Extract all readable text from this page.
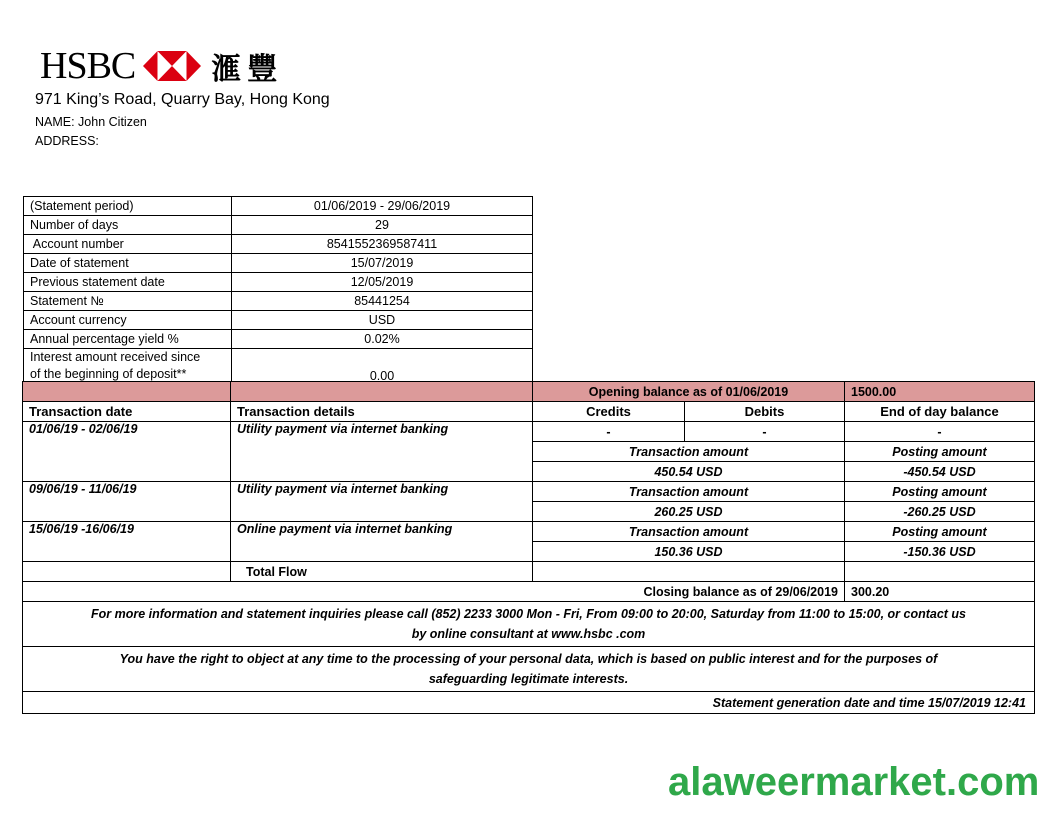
HSBC	滙豐
971 King’s Road, Quarry Bay, Hong Kong
NAME: John Citizen
ADDRESS:
(Statement period)	01/06/2019 - 29/06/2019
Number of days	29
Account number	8541552369587411
Date of statement	15/07/2019
Previous statement date	12/05/2019
Statement №	85441254
Account currency	USD
Annual percentage yield %	0.02%
Interest amount received since
of the beginning of deposit**	0.00
		Opening balance as of 01/06/2019		1500.00
Transaction date	Transaction details	Credits	Debits	End of day balance
01/06/19 - 02/06/19	Utility payment via internet banking	-	-	-
		Transaction amount		Posting amount
		450.54 USD		-450.54 USD
09/06/19 - 11/06/19	Utility payment via internet banking	Transaction amount		Posting amount
		260.25 USD		-260.25 USD
15/06/19 -16/06/19	Online payment via internet banking	Transaction amount		Posting amount
		150.36 USD		-150.36 USD
	Total Flow			
Closing balance as of 29/06/2019				300.20
For more information and statement inquiries please call (852) 2233 3000 Mon - Fri, From 09:00 to 20:00, Saturday from 11:00 to 15:00, or contact us
by online consultant at www.hsbc .com				
You have the right to object at any time to the processing of your personal data, which is based on public interest and for the purposes of
safeguarding legitimate interests.				
Statement generation date and time 15/07/2019 12:41				
alaweermarket.com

::::

● **EXERCISE DIRECTIONS**
Scan the material above. Copy each line that holds the word "internet".

● **COMPLETE ANSWER**
01/06/19 - 02/06/19	Utility payment via internet banking	-	-	-
09/06/19 - 11/06/19	Utility payment via internet banking	Transaction amount		Posting amount
15/06/19 -16/06/19	Online payment via internet banking	Transaction amount		Posting amount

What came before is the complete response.